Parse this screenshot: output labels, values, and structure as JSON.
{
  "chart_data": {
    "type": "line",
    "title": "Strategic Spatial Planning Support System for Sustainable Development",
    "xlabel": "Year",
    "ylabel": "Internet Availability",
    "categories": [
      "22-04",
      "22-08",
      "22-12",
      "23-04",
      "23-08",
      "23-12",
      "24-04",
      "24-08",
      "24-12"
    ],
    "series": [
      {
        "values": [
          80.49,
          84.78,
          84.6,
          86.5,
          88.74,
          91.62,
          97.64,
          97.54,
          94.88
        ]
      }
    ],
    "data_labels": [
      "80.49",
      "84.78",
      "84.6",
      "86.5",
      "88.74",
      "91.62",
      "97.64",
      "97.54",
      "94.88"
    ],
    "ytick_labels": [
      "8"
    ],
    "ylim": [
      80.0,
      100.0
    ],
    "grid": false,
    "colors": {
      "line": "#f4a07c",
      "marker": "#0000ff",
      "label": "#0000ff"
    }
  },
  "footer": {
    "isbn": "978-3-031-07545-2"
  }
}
------------------------------------------------------------------------
Report how many lines of the listing hold the word "values", with nothing but the number.

2